ACE inhibitors - adverse effects:
Renal failure especially in renal artery stenosis
Cough (10-15%) - possibly related to increased tissue bradykinin levels
Hyperkalaemia (high levels of potassium)
Angioedema - tongue swelling, anaphylaxis
Urticaria, skin rashes
Altered taste change - captopril
Burning mouth syndrome
Foetal injury
Mechanism of action of angiotensin recetor blockers (antagonists):
Inhibit action of endogenous Ang II at Angiotensin II subtype 1 receptor
Vasodilation, decreased SNS activity
Do not produce cough unlike ACE inhibitors
AT1 blockers do not block AT2 receptor, which is exposed to high concentration Angiotensin
Aldosterone antagonists:
Spironolactone is more effective in treating blood pressure than alpha blockers but can cause breast tenderness in men
Can also improve prognosis in heart failure
Also causes high potassium
Dangerous precipitate cardiac arrhythmias
Eplerenone is another alternative aldosterone antagonist that doesn't have effects on breast tissue but does have similar metabolic problems with K
Alpha blockers - α₁-adrenoceptor antagonists:
Doxazosin
Block vascular smooth muscle α₁-adrenoceptors
Produce vasodilation which leads to fall in blood pressure
Baroreceptor mediated increased heart rate occurs
'first dose' phenomenon - large decrease in BP occurs after first but not subsequent doses
Drug combinations:
AB drugs - inhibit renin-angiotensin system
CD drugs - reduce peripheral resistance
Start with:
CCB (C) in older patients
ACEI (A) in younger patients
Combine A or B with C or D
Diuretic + ACE inhibitor
Calcium channel blocker + beta blocker
Avoid combination B and D - increase risk of developing new-onset diabetes
Management of angina:
Aim of treatment to reduce symptoms (chest pain on exertion or rest) and reduce risk of MI stroke
Coronary angiography usually performed to identify coronary artery stenosis which may be amenable to stenting or coronary artery bypass grafting
Vascular risk factors (smoking, cholesterol, diabetes) need to be managed as in hypertension to reduce risk of MI and stroke
Anti-platelet therapy (aspirin) to reduce risk of MI and stroke
NO donor, releasing NO by reaction of nitrates with tissue - SH (thiol) groups. Increased cGMP leading to smooth muscle relaxation
Nitrates relax arterial and venous smooth muscle (V > A).

Tasks for this exercise
1 - In the pharmacology notes, reproduce the passage between "ACE inhibitors - adverse" and "levels of potassium)", inclusive, substituting "Hyperkalemia" for "Hyperkalaemia".
2 - Condense the section of the pharmacology notes beginning "Alpha blockers - α₁-adrenoceptor antagonists" into one brief paragraph that keeps its main facts.

Data for analysis
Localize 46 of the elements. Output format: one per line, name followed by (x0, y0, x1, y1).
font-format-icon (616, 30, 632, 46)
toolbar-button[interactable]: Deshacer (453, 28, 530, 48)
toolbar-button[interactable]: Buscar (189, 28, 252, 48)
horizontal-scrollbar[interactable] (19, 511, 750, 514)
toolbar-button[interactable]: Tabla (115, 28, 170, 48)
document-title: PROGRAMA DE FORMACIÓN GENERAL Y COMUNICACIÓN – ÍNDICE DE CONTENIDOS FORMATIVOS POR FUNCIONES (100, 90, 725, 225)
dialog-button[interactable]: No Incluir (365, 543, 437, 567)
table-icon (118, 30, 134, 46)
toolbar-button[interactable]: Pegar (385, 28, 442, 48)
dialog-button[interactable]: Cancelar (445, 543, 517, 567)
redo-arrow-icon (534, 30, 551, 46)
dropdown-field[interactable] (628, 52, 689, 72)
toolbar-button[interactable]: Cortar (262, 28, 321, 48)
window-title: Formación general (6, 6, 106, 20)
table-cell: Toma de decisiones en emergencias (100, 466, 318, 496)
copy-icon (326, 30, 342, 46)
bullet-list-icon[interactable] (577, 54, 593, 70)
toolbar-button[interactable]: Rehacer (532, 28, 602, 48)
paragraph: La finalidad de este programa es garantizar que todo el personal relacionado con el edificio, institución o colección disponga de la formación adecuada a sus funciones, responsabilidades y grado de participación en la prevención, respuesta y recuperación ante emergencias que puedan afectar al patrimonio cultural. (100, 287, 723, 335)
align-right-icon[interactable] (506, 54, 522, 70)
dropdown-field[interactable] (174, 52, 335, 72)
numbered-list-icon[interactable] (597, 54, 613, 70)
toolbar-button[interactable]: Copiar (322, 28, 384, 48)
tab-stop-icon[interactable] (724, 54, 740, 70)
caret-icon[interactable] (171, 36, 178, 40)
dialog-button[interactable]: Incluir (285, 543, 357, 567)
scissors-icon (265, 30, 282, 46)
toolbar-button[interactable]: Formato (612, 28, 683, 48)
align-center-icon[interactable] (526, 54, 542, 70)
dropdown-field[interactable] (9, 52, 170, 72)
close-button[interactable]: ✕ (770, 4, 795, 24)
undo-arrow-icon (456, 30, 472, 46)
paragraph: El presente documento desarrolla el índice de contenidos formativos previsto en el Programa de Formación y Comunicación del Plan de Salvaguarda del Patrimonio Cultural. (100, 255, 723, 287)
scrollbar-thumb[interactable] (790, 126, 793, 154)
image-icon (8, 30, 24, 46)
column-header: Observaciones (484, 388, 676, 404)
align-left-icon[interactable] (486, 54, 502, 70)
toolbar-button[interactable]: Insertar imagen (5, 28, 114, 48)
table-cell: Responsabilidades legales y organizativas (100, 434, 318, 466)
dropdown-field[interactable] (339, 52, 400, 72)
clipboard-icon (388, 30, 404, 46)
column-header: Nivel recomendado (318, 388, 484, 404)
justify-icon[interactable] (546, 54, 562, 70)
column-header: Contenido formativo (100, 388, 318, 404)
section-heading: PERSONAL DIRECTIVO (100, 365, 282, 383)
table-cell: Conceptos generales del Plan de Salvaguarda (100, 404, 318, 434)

Set of answers
1 -
ACE inhibitors - adverse effects:
Renal failure especially in renal artery stenosis
Cough (10-15%) - possibly related to increased tissue bradykinin levels
Hyperkalemia (high levels of potassium)

2 - Alpha blockers (α₁-adrenoceptor antagonists), such as doxazosin, block α₁-adrenoceptors on vascular smooth muscle. This produces vasodilation and a fall in blood pressure, along with a baroreceptor-mediated increase in heart rate. They show a "first dose" phenomenon: blood pressure drops sharply after the first dose but not after later doses.